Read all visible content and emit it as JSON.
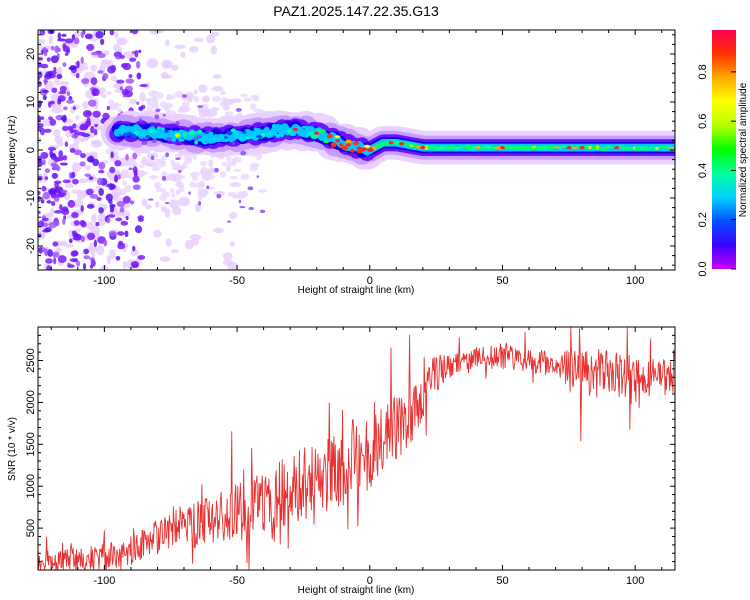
{
  "figure_title": "PAZ1.2025.147.22.35.G13",
  "chart_data": [
    {
      "type": "heatmap",
      "title": "PAZ1.2025.147.22.35.G13",
      "xlabel": "Height of straight line (km)",
      "ylabel": "Frequency (Hz)",
      "colorbar_label": "Normalized spectral amplitude",
      "xlim": [
        -125,
        115
      ],
      "ylim": [
        -25,
        25
      ],
      "xticks": [
        -100,
        -50,
        0,
        50,
        100
      ],
      "yticks": [
        -20,
        -10,
        0,
        10,
        20
      ],
      "colorbar_lim": [
        0.0,
        0.97
      ],
      "colorbar_ticks": [
        0.0,
        0.2,
        0.4,
        0.6,
        0.8
      ],
      "colormap": [
        "#c800ff",
        "#3c00ff",
        "#0050ff",
        "#00d2ff",
        "#00ffa0",
        "#00ff00",
        "#b4ff00",
        "#ffff00",
        "#ffaa00",
        "#ff3200",
        "#ff0050"
      ],
      "ridge_frequency": {
        "x": [
          -90,
          -80,
          -70,
          -60,
          -50,
          -40,
          -30,
          -20,
          -10,
          -5,
          0,
          5,
          10,
          20,
          30,
          40,
          50,
          60,
          70,
          80,
          90,
          100,
          110,
          115
        ],
        "y": [
          4,
          3.5,
          3,
          2.5,
          3,
          3.5,
          4.5,
          3.5,
          1.5,
          0.5,
          0.0,
          1.5,
          1.5,
          0.5,
          0.5,
          0.5,
          0.5,
          0.5,
          0.5,
          0.5,
          0.5,
          0.5,
          0.5,
          0.5
        ]
      }
    },
    {
      "type": "line",
      "xlabel": "Height of straight line (km)",
      "ylabel": "SNR (10 * v/v)",
      "xlim": [
        -125,
        115
      ],
      "ylim": [
        0,
        2900
      ],
      "xticks": [
        -100,
        -50,
        0,
        50,
        100
      ],
      "yticks": [
        500,
        1000,
        1500,
        2000,
        2500
      ],
      "color": "#e83030",
      "trend": {
        "x": [
          -125,
          -110,
          -100,
          -90,
          -80,
          -70,
          -60,
          -50,
          -40,
          -30,
          -20,
          -10,
          0,
          5,
          10,
          15,
          20,
          25,
          30,
          40,
          50,
          60,
          70,
          80,
          90,
          100,
          110,
          115
        ],
        "y": [
          120,
          130,
          160,
          250,
          380,
          500,
          600,
          700,
          800,
          950,
          1100,
          1250,
          1450,
          1600,
          1700,
          1750,
          2100,
          2350,
          2450,
          2550,
          2550,
          2500,
          2450,
          2350,
          2350,
          2300,
          2300,
          2300
        ]
      },
      "noise_amplitude": {
        "x": [
          -125,
          -100,
          -60,
          -40,
          -20,
          0,
          20,
          30,
          70,
          80,
          100,
          115
        ],
        "y": [
          120,
          150,
          300,
          400,
          450,
          500,
          300,
          150,
          150,
          300,
          250,
          200
        ]
      },
      "spikes": [
        {
          "x": -52,
          "y": 1650
        },
        {
          "x": 8,
          "y": 2650
        },
        {
          "x": 15,
          "y": 2800
        },
        {
          "x": 79,
          "y": 2880
        },
        {
          "x": 79.5,
          "y": 1540
        },
        {
          "x": 97,
          "y": 2900
        },
        {
          "x": 98,
          "y": 1680
        }
      ]
    }
  ]
}
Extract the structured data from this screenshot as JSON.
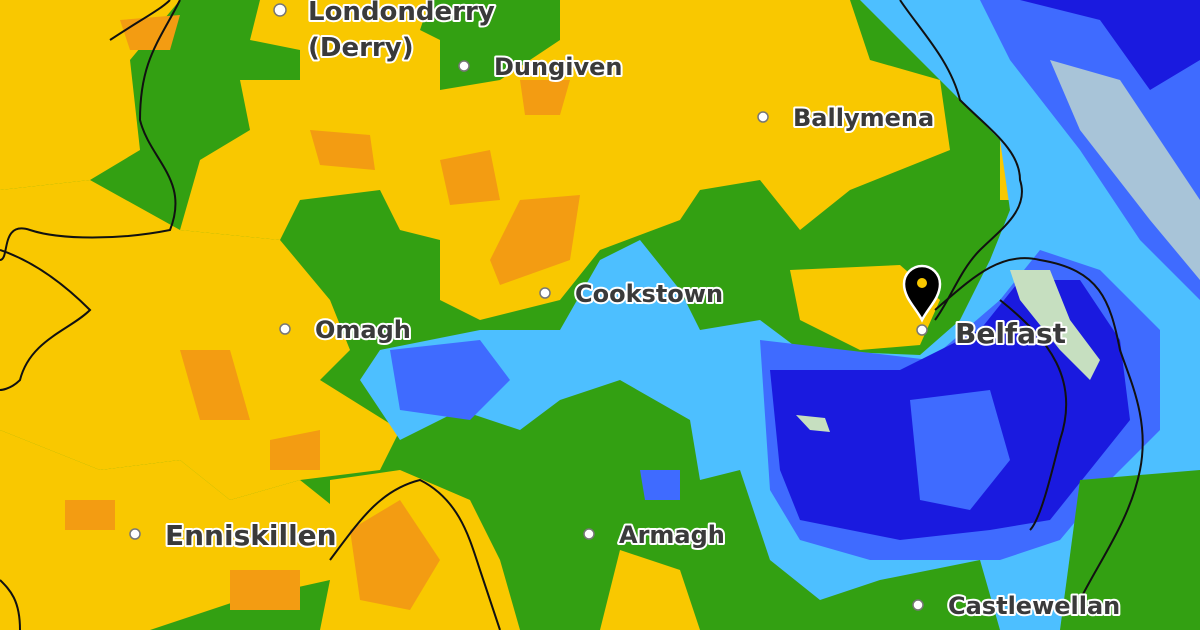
{
  "map": {
    "type": "rainfall-radar",
    "colors": {
      "none": "#33a012",
      "light": "#f9c800",
      "moderate": "#f39c12",
      "sea_light": "#4dbfff",
      "medium": "#3f6bff",
      "heavy": "#1a1adf",
      "pale": "#c6dfc0",
      "grey": "#a8c4d8"
    },
    "places": [
      {
        "name": "Londonderry",
        "line2": "(Derry)"
      },
      {
        "name": "Dungiven"
      },
      {
        "name": "Ballymena"
      },
      {
        "name": "Cookstown"
      },
      {
        "name": "Omagh"
      },
      {
        "name": "Belfast"
      },
      {
        "name": "Enniskillen"
      },
      {
        "name": "Armagh"
      },
      {
        "name": "Castlewellan"
      }
    ],
    "marker": {
      "icon": "map-pin-icon",
      "place": "Belfast"
    }
  }
}
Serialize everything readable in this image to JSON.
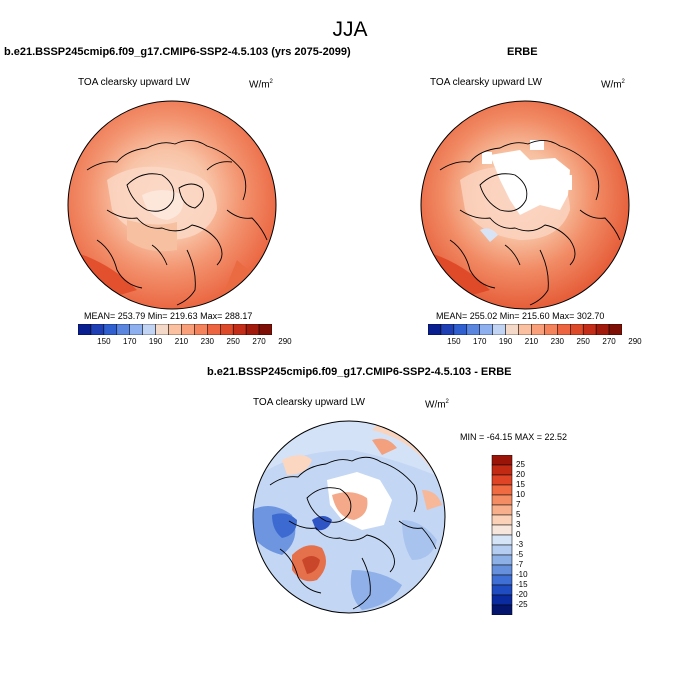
{
  "figure": {
    "season": "JJA",
    "left_panel": {
      "case_title": "b.e21.BSSP245cmip6.f09_g17.CMIP6-SSP2-4.5.103 (yrs 2075-2099)",
      "variable": "TOA clearsky upward LW",
      "units": "W/m",
      "units_exp": "2",
      "stats": "MEAN= 253.79  Min= 219.63  Max= 288.17"
    },
    "right_panel": {
      "case_title": "ERBE",
      "variable": "TOA clearsky upward LW",
      "units": "W/m",
      "units_exp": "2",
      "stats": "MEAN= 255.02  Min= 215.60  Max= 302.70"
    },
    "diff_panel": {
      "case_title": "b.e21.BSSP245cmip6.f09_g17.CMIP6-SSP2-4.5.103 - ERBE",
      "variable": "TOA clearsky upward LW",
      "units": "W/m",
      "units_exp": "2",
      "stats": "MIN = -64.15 MAX =  22.52"
    },
    "abs_colorbar": {
      "ticks": [
        "150",
        "170",
        "190",
        "210",
        "230",
        "250",
        "270",
        "290"
      ],
      "colors": [
        "#0a1f8f",
        "#1f3fb5",
        "#3060d0",
        "#5a86e0",
        "#8fb0ee",
        "#c2d4f4",
        "#f4d9c8",
        "#fbc0a0",
        "#f9a07a",
        "#f4825a",
        "#ec6540",
        "#dd4a2a",
        "#c42e18",
        "#a21a0c",
        "#7e0f06"
      ]
    },
    "diff_colorbar": {
      "labels": [
        "25",
        "20",
        "15",
        "10",
        "7",
        "5",
        "3",
        "0",
        "-3",
        "-5",
        "-7",
        "-10",
        "-15",
        "-20",
        "-25"
      ],
      "colors": [
        "#9a1508",
        "#c22a14",
        "#e04426",
        "#f06a42",
        "#f48d63",
        "#f8b08c",
        "#fbd2b8",
        "#f7e6dc",
        "#d6e4f7",
        "#b4cdf0",
        "#8db0e6",
        "#6690dc",
        "#3f6fd4",
        "#1f4cc0",
        "#0a2aa0",
        "#04156e"
      ]
    }
  }
}
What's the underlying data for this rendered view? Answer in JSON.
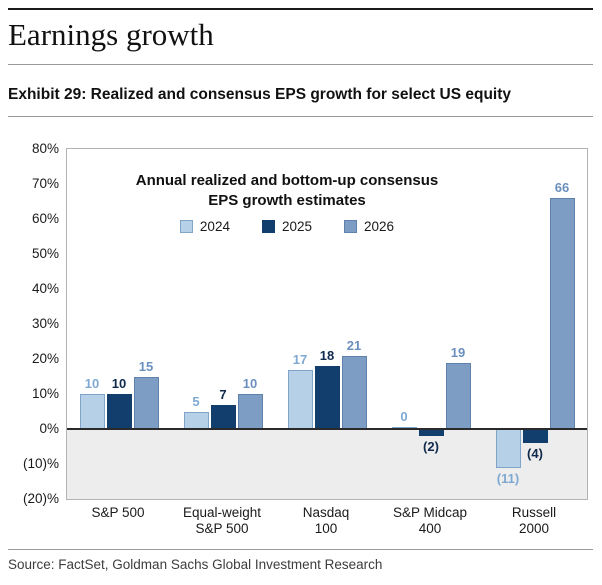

···

▸ Task description
The data above should be repeated exactly, minus any pictures.

▸ Written answer
Read all visible content and emit it as JSON.
{
  "figure_title": "PAZ1.2025.147.22.35.G13",
  "chart_data": [
    {
      "type": "heatmap",
      "title": "PAZ1.2025.147.22.35.G13",
      "xlabel": "Height of straight line (km)",
      "ylabel": "Frequency (Hz)",
      "colorbar_label": "Normalized spectral amplitude",
      "xlim": [
        -125,
        115
      ],
      "ylim": [
        -25,
        25
      ],
      "xticks": [
        -100,
        -50,
        0,
        50,
        100
      ],
      "yticks": [
        -20,
        -10,
        0,
        10,
        20
      ],
      "colorbar_lim": [
        0.0,
        0.97
      ],
      "colorbar_ticks": [
        0.0,
        0.2,
        0.4,
        0.6,
        0.8
      ],
      "colormap": [
        "#c800ff",
        "#3c00ff",
        "#0050ff",
        "#00d2ff",
        "#00ffa0",
        "#00ff00",
        "#b4ff00",
        "#ffff00",
        "#ffaa00",
        "#ff3200",
        "#ff0050"
      ],
      "ridge_frequency": {
        "x": [
          -90,
          -80,
          -70,
          -60,
          -50,
          -40,
          -30,
          -20,
          -10,
          -5,
          0,
          5,
          10,
          20,
          30,
          40,
          50,
          60,
          70,
          80,
          90,
          100,
          110,
          115
        ],
        "y": [
          4,
          3.5,
          3,
          2.5,
          3,
          3.5,
          4.5,
          3.5,
          1.5,
          0.5,
          0.0,
          1.5,
          1.5,
          0.5,
          0.5,
          0.5,
          0.5,
          0.5,
          0.5,
          0.5,
          0.5,
          0.5,
          0.5,
          0.5
        ]
      }
    },
    {
      "type": "line",
      "xlabel": "Height of straight line (km)",
      "ylabel": "SNR (10 * v/v)",
      "xlim": [
        -125,
        115
      ],
      "ylim": [
        0,
        2900
      ],
      "xticks": [
        -100,
        -50,
        0,
        50,
        100
      ],
      "yticks": [
        500,
        1000,
        1500,
        2000,
        2500
      ],
      "color": "#e83030",
      "trend": {
        "x": [
          -125,
          -110,
          -100,
          -90,
          -80,
          -70,
          -60,
          -50,
          -40,
          -30,
          -20,
          -10,
          0,
          5,
          10,
          15,
          20,
          25,
          30,
          40,
          50,
          60,
          70,
          80,
          90,
          100,
          110,
          115
        ],
        "y": [
          120,
          130,
          160,
          250,
          380,
          500,
          600,
          700,
          800,
          950,
          1100,
          1250,
          1450,
          1600,
          1700,
          1750,
          2100,
          2350,
          2450,
          2550,
          2550,
          2500,
          2450,
          2350,
          2350,
          2300,
          2300,
          2300
        ]
      },
      "noise_amplitude": {
        "x": [
          -125,
          -100,
          -60,
          -40,
          -20,
          0,
          20,
          30,
          70,
          80,
          100,
          115
        ],
        "y": [
          120,
          150,
          300,
          400,
          450,
          500,
          300,
          150,
          150,
          300,
          250,
          200
        ]
      },
      "spikes": [
        {
          "x": -52,
          "y": 1650
        },
        {
          "x": 8,
          "y": 2650
        },
        {
          "x": 15,
          "y": 2800
        },
        {
          "x": 79,
          "y": 2880
        },
        {
          "x": 79.5,
          "y": 1540
        },
        {
          "x": 97,
          "y": 2900
        },
        {
          "x": 98,
          "y": 1680
        }
      ]
    }
  ]
}
Extract the structured data from this screenshot as JSON.
{
  "map": {
    "type": "rainfall-radar",
    "colors": {
      "none": "#33a012",
      "light": "#f9c800",
      "moderate": "#f39c12",
      "sea_light": "#4dbfff",
      "medium": "#3f6bff",
      "heavy": "#1a1adf",
      "pale": "#c6dfc0",
      "grey": "#a8c4d8"
    },
    "places": [
      {
        "name": "Londonderry",
        "line2": "(Derry)"
      },
      {
        "name": "Dungiven"
      },
      {
        "name": "Ballymena"
      },
      {
        "name": "Cookstown"
      },
      {
        "name": "Omagh"
      },
      {
        "name": "Belfast"
      },
      {
        "name": "Enniskillen"
      },
      {
        "name": "Armagh"
      },
      {
        "name": "Castlewellan"
      }
    ],
    "marker": {
      "icon": "map-pin-icon",
      "place": "Belfast"
    }
  }
}
Serialize everything readable in this image to JSON.
{
  "figure": {
    "season": "JJA",
    "left_panel": {
      "case_title": "b.e21.BSSP245cmip6.f09_g17.CMIP6-SSP2-4.5.103 (yrs 2075-2099)",
      "variable": "TOA clearsky upward LW",
      "units": "W/m",
      "units_exp": "2",
      "stats": "MEAN= 253.79  Min= 219.63  Max= 288.17"
    },
    "right_panel": {
      "case_title": "ERBE",
      "variable": "TOA clearsky upward LW",
      "units": "W/m",
      "units_exp": "2",
      "stats": "MEAN= 255.02  Min= 215.60  Max= 302.70"
    },
    "diff_panel": {
      "case_title": "b.e21.BSSP245cmip6.f09_g17.CMIP6-SSP2-4.5.103 - ERBE",
      "variable": "TOA clearsky upward LW",
      "units": "W/m",
      "units_exp": "2",
      "stats": "MIN = -64.15 MAX =  22.52"
    },
    "abs_colorbar": {
      "ticks": [
        "150",
        "170",
        "190",
        "210",
        "230",
        "250",
        "270",
        "290"
      ],
      "colors": [
        "#0a1f8f",
        "#1f3fb5",
        "#3060d0",
        "#5a86e0",
        "#8fb0ee",
        "#c2d4f4",
        "#f4d9c8",
        "#fbc0a0",
        "#f9a07a",
        "#f4825a",
        "#ec6540",
        "#dd4a2a",
        "#c42e18",
        "#a21a0c",
        "#7e0f06"
      ]
    },
    "diff_colorbar": {
      "labels": [
        "25",
        "20",
        "15",
        "10",
        "7",
        "5",
        "3",
        "0",
        "-3",
        "-5",
        "-7",
        "-10",
        "-15",
        "-20",
        "-25"
      ],
      "colors": [
        "#9a1508",
        "#c22a14",
        "#e04426",
        "#f06a42",
        "#f48d63",
        "#f8b08c",
        "#fbd2b8",
        "#f7e6dc",
        "#d6e4f7",
        "#b4cdf0",
        "#8db0e6",
        "#6690dc",
        "#3f6fd4",
        "#1f4cc0",
        "#0a2aa0",
        "#04156e"
      ]
    }
  }
}
What's the underlying data for this rendered view? Answer in JSON.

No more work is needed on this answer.